___ RECORDS PROVIDED ___

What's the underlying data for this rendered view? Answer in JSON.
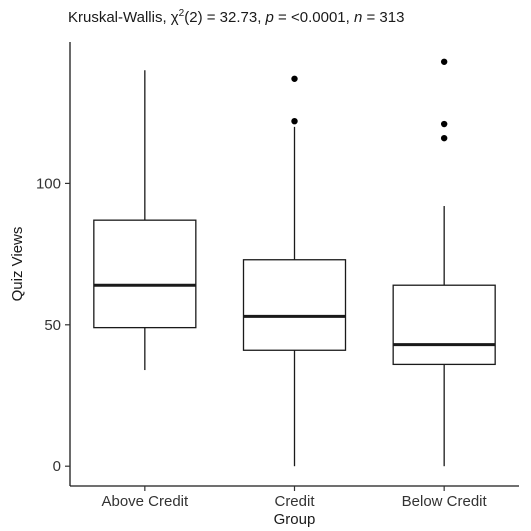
{
  "chart_data": {
    "type": "boxplot",
    "title": {
      "prefix": "Kruskal-Wallis, ",
      "stat_symbol": "χ",
      "stat_sup": "2",
      "stat_rest": "(2) = 32.73, ",
      "p_symbol": "p",
      "p_rest": " = <0.0001, ",
      "n_symbol": "n",
      "n_rest": " = 313"
    },
    "xlabel": "Group",
    "ylabel": "Quiz Views",
    "ylim": [
      -7,
      150
    ],
    "y_ticks": [
      0,
      50,
      100
    ],
    "categories": [
      "Above Credit",
      "Credit",
      "Below Credit"
    ],
    "boxes": [
      {
        "category": "Above Credit",
        "whisker_low": 34,
        "q1": 49,
        "median": 64,
        "q3": 87,
        "whisker_high": 140,
        "outliers": []
      },
      {
        "category": "Credit",
        "whisker_low": 0,
        "q1": 41,
        "median": 53,
        "q3": 73,
        "whisker_high": 120,
        "outliers": [
          122,
          137
        ]
      },
      {
        "category": "Below Credit",
        "whisker_low": 0,
        "q1": 36,
        "median": 43,
        "q3": 64,
        "whisker_high": 92,
        "outliers": [
          116,
          121,
          143
        ]
      }
    ],
    "grid": false,
    "colors": {
      "box_fill": "#ffffff",
      "box_stroke": "#1a1a1a",
      "outlier": "#000000"
    }
  }
}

___

#### YOUR INSTRUCTIONS
Check each line of the material above for "Below" and say how many lines contain it, giving the number alone.

#### CORRECT ANSWER
2